### Stored data entries
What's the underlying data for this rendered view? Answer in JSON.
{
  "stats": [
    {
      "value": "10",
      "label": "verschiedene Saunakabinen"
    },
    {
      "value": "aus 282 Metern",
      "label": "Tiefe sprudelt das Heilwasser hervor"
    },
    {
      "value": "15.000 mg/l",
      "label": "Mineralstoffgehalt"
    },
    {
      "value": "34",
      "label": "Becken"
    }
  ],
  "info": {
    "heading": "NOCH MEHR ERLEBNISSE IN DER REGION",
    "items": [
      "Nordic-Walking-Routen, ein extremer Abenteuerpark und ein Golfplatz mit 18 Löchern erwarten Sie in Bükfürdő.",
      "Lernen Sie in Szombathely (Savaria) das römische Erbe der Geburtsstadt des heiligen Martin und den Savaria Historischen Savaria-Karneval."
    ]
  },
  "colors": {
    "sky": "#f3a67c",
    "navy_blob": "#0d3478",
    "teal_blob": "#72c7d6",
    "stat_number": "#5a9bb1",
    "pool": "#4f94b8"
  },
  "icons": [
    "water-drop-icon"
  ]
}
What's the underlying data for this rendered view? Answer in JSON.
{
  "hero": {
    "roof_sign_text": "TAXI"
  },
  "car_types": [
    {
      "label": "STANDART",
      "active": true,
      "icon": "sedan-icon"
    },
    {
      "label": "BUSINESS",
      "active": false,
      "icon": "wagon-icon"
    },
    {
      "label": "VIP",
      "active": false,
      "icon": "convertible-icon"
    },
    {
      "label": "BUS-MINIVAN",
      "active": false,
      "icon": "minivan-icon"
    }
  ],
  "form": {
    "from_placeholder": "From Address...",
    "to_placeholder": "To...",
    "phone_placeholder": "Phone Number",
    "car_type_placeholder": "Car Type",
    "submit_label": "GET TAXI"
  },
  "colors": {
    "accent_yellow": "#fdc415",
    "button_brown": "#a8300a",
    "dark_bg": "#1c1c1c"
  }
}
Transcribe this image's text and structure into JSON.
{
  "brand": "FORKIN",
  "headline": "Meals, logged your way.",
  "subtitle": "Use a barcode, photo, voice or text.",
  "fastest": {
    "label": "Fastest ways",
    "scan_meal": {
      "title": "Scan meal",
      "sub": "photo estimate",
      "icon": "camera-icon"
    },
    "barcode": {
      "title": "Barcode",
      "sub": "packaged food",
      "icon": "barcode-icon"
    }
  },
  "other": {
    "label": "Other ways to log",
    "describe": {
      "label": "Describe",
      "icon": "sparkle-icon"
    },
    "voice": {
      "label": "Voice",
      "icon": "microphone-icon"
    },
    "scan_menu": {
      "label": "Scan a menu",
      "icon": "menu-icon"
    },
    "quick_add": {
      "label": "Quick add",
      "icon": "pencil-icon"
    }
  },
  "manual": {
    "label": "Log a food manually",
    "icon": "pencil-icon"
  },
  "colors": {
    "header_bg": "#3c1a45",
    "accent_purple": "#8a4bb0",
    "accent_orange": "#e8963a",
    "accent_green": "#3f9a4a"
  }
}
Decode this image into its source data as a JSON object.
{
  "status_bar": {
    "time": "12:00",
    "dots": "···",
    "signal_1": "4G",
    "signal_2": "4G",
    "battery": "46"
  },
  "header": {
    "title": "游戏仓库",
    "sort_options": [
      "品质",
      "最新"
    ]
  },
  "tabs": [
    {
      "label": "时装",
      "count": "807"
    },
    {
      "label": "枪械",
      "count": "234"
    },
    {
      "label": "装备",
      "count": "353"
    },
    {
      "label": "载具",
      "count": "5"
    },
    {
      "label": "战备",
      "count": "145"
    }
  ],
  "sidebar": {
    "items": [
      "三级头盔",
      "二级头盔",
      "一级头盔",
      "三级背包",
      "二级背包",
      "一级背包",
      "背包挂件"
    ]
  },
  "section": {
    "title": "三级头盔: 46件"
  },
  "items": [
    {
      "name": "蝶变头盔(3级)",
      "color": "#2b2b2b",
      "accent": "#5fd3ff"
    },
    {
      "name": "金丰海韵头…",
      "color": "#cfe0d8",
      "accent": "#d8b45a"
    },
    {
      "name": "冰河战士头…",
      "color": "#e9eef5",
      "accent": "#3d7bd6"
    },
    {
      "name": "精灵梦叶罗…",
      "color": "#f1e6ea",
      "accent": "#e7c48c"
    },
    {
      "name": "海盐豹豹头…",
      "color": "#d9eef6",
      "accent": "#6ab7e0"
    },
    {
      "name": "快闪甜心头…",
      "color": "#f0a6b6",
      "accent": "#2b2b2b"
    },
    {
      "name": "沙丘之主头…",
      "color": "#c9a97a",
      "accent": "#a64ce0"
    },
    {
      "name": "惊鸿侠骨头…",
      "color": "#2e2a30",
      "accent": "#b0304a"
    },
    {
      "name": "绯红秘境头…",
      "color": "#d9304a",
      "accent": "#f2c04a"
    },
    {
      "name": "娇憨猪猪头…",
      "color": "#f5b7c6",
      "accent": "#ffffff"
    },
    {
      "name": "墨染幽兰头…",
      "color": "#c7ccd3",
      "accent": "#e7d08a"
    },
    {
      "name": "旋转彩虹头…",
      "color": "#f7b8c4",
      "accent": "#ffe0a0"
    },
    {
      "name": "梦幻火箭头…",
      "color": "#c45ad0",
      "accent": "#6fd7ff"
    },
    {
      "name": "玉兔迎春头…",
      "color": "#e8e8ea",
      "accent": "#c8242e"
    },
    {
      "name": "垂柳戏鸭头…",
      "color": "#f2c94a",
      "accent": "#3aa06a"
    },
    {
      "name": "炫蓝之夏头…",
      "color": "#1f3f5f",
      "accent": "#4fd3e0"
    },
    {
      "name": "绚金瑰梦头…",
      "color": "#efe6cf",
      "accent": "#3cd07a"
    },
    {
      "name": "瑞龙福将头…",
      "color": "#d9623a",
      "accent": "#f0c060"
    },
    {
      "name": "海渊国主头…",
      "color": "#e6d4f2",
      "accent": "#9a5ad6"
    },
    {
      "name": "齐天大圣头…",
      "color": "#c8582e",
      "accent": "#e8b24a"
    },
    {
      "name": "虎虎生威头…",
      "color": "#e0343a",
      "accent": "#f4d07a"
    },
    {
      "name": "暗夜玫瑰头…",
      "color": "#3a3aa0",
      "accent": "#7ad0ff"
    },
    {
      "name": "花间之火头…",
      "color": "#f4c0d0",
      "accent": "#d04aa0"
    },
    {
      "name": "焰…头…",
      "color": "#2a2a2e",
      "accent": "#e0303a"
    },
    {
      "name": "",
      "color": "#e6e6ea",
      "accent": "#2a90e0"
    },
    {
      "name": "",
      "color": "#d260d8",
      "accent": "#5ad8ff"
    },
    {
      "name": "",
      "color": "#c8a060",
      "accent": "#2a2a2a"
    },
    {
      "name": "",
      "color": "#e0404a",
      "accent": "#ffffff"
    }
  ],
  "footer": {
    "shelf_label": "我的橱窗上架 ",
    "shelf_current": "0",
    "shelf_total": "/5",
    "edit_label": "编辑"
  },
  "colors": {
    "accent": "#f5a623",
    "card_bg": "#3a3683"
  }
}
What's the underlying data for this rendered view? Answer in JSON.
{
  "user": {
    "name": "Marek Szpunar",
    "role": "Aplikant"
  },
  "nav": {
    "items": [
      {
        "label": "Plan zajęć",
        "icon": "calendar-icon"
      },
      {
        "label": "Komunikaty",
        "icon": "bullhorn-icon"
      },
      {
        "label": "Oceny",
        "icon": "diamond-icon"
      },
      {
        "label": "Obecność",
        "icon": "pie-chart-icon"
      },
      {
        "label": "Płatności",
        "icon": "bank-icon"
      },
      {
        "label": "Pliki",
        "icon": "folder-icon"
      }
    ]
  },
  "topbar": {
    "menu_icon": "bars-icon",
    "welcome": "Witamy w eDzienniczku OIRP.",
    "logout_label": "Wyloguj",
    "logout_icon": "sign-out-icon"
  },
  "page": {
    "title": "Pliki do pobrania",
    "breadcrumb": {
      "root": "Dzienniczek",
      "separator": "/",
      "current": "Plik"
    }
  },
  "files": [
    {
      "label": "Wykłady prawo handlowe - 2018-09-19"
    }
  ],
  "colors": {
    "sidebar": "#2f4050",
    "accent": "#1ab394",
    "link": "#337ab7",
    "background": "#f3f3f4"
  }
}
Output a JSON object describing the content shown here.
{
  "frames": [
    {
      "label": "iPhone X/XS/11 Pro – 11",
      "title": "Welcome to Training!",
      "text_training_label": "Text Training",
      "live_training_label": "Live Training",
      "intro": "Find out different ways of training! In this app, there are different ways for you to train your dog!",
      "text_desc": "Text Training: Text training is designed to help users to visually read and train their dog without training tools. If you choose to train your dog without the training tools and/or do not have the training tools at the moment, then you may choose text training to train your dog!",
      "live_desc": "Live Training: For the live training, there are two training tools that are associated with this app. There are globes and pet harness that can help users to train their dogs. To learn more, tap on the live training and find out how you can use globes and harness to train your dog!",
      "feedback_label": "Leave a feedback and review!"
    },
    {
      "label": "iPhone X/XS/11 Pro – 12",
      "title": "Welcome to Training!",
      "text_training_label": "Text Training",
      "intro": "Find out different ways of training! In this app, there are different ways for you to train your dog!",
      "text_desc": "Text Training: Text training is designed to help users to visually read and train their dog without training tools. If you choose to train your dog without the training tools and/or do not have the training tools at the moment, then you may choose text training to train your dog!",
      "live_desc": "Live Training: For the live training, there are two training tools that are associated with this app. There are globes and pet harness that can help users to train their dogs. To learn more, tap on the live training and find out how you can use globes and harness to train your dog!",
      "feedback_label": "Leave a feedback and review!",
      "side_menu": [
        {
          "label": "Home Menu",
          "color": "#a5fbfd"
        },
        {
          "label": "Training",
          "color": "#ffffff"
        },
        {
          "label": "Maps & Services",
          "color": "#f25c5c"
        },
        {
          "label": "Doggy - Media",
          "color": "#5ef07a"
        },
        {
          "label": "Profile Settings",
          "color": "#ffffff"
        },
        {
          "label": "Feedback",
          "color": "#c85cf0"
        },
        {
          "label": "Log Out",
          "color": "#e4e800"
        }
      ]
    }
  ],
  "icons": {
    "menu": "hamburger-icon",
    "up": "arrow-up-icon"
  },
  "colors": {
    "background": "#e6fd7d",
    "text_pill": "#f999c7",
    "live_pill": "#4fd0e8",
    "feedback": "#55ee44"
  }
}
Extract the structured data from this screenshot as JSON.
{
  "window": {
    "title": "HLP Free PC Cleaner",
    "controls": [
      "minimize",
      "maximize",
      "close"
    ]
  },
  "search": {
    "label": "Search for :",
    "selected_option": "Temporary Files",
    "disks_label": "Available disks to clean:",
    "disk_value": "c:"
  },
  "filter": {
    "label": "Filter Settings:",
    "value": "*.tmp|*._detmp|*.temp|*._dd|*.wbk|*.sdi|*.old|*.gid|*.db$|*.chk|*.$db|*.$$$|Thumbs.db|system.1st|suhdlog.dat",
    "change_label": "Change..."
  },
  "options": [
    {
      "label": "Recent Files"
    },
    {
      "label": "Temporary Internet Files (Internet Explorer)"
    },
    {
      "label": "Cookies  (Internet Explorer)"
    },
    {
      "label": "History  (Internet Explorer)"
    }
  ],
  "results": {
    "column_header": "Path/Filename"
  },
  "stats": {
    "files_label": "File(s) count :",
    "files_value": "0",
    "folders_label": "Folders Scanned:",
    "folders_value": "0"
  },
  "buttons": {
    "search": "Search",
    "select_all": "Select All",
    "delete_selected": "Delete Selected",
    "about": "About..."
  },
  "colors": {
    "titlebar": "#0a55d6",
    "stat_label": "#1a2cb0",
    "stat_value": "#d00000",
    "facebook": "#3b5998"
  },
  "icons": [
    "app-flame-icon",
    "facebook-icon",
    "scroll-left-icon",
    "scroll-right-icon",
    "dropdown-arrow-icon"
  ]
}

### Job
Take every line from the data above that holds "into" and copy it out.

### Exercise response
Transcribe this image's text and structure into JSON.
Decode this image into its source data as a JSON object.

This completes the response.